AIM: Restate every entry word for word.

ENTRIES SUPPLIED:
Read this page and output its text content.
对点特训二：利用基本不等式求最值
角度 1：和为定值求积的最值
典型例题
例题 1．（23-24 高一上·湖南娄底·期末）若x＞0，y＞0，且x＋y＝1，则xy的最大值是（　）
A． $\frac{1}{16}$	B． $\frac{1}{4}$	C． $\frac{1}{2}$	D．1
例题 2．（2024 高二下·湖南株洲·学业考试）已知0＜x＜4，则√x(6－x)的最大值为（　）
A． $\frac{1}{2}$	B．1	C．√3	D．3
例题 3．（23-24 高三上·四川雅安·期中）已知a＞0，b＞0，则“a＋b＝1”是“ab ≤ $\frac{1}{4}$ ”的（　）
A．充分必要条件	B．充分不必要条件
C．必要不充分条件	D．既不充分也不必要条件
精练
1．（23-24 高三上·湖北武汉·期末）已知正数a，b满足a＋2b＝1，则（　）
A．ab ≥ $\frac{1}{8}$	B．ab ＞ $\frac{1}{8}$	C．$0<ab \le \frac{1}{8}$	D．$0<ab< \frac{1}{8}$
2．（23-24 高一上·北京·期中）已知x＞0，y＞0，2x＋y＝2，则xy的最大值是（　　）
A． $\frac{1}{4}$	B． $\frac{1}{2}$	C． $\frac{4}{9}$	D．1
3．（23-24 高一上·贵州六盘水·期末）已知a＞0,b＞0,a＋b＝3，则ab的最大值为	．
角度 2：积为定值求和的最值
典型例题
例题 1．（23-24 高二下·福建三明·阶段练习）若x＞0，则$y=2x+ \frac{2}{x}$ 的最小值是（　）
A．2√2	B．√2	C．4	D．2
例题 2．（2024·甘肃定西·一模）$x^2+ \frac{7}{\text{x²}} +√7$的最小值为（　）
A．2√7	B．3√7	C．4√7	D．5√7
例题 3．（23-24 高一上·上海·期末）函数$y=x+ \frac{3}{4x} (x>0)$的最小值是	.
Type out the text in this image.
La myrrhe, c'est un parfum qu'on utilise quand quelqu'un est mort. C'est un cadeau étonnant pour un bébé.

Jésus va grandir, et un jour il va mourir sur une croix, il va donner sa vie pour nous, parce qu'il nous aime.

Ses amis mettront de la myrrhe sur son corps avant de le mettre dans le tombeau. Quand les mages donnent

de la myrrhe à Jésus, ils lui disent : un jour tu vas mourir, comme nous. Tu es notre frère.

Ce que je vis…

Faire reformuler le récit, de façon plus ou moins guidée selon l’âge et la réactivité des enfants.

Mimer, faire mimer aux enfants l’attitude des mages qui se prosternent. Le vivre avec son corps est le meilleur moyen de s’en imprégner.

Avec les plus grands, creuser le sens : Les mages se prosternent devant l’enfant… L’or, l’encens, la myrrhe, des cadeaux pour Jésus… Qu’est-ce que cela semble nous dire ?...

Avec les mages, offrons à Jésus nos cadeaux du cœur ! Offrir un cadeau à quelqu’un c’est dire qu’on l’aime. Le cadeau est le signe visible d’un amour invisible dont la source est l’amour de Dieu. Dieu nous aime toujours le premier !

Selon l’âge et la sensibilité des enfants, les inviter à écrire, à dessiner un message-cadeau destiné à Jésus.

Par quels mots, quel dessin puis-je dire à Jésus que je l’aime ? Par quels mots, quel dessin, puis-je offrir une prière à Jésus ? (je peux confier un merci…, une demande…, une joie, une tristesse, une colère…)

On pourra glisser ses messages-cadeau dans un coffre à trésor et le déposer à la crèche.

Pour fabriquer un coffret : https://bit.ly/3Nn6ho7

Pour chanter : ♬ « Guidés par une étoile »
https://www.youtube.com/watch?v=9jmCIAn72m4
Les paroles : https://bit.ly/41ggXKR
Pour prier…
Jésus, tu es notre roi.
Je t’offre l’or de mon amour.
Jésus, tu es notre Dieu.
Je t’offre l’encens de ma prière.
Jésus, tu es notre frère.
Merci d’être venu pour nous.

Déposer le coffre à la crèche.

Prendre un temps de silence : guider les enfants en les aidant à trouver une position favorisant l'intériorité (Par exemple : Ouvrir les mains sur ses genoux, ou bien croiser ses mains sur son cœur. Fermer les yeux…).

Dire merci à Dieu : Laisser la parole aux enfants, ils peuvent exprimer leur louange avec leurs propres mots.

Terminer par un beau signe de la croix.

COMPLETED EXERCISE:
Read this page and output its text content.
对点特训二：利用基本不等式求最值
角度 1：和为定值求积的最值
典型例题
例题 1．（23-24 高一上·湖南娄底·期末）若x＞0，y＞0，且x＋y＝1，则xy的最大值是（　）
A． $\frac{1}{16}$	B． $\frac{1}{4}$	C． $\frac{1}{2}$	D．1
例题 2．（2024 高二下·湖南株洲·学业考试）已知0＜x＜4，则√x(6－x)的最大值为（　）
A． $\frac{1}{2}$	B．1	C．√3	D．3
例题 3．（23-24 高三上·四川雅安·期中）已知a＞0，b＞0，则“a＋b＝1”是“ab ≤ $\frac{1}{4}$ ”的（　）
A．充分必要条件	B．充分不必要条件
C．必要不充分条件	D．既不充分也不必要条件
精练
1．（23-24 高三上·湖北武汉·期末）已知正数a，b满足a＋2b＝1，则（　）
A．ab ≥ $\frac{1}{8}$	B．ab ＞ $\frac{1}{8}$	C．$0<ab \le \frac{1}{8}$	D．$0<ab< \frac{1}{8}$
2．（23-24 高一上·北京·期中）已知x＞0，y＞0，2x＋y＝2，则xy的最大值是（　　）
A． $\frac{1}{4}$	B． $\frac{1}{2}$	C． $\frac{4}{9}$	D．1
3．（23-24 高一上·贵州六盘水·期末）已知a＞0,b＞0,a＋b＝3，则ab的最大值为	．
角度 2：积为定值求和的最值
典型例题
例题 1．（23-24 高二下·福建三明·阶段练习）若x＞0，则$y=2x+ \frac{2}{x}$ 的最小值是（　）
A．2√2	B．√2	C．4	D．2
例题 2．（2024·甘肃定西·一模）$x^2+ \frac{7}{\text{x²}} +√7$的最小值为（　）
A．2√7	B．3√7	C．4√7	D．5√7
例题 3．（23-24 高一上·上海·期末）函数$y=x+ \frac{3}{4x} (x>0)$的最小值是	.
Type out the text in this image.
La myrrhe, c'est un parfum qu'on utilise quand quelqu'un est mort. C'est un cadeau étonnant pour un bébé.

Jésus va grandir, et un jour il va mourir sur une croix, il va donner sa vie pour nous, parce qu'il nous aime.

Ses amis mettront de la myrrhe sur son corps avant de le mettre dans le tombeau. Quand les mages donnent

de la myrrhe à Jésus, ils lui disent : un jour tu vas mourir, comme nous. Tu es notre frère.

Ce que je vis…

Faire reformuler le récit, de façon plus ou moins guidée selon l’âge et la réactivité des enfants.

Mimer, faire mimer aux enfants l’attitude des mages qui se prosternent. Le vivre avec son corps est le meilleur moyen de s’en imprégner.

Avec les plus grands, creuser le sens : Les mages se prosternent devant l’enfant… L’or, l’encens, la myrrhe, des cadeaux pour Jésus… Qu’est-ce que cela semble nous dire ?...

Avec les mages, offrons à Jésus nos cadeaux du cœur ! Offrir un cadeau à quelqu’un c’est dire qu’on l’aime. Le cadeau est le signe visible d’un amour invisible dont la source est l’amour de Dieu. Dieu nous aime toujours le premier !

Selon l’âge et la sensibilité des enfants, les inviter à écrire, à dessiner un message-cadeau destiné à Jésus.

Par quels mots, quel dessin puis-je dire à Jésus que je l’aime ? Par quels mots, quel dessin, puis-je offrir une prière à Jésus ? (je peux confier un merci…, une demande…, une joie, une tristesse, une colère…)

On pourra glisser ses messages-cadeau dans un coffre à trésor et le déposer à la crèche.

Pour fabriquer un coffret : https://bit.ly/3Nn6ho7

Pour chanter : ♬ « Guidés par une étoile »
https://www.youtube.com/watch?v=9jmCIAn72m4
Les paroles : https://bit.ly/41ggXKR
Pour prier…
Jésus, tu es notre roi.
Je t’offre l’or de mon amour.
Jésus, tu es notre Dieu.
Je t’offre l’encens de ma prière.
Jésus, tu es notre frère.
Merci d’être venu pour nous.

Déposer le coffre à la crèche.

Prendre un temps de silence : guider les enfants en les aidant à trouver une position favorisant l'intériorité (Par exemple : Ouvrir les mains sur ses genoux, ou bien croiser ses mains sur son cœur. Fermer les yeux…).

Dire merci à Dieu : Laisser la parole aux enfants, ils peuvent exprimer leur louange avec leurs propres mots.

Terminer par un beau signe de la croix.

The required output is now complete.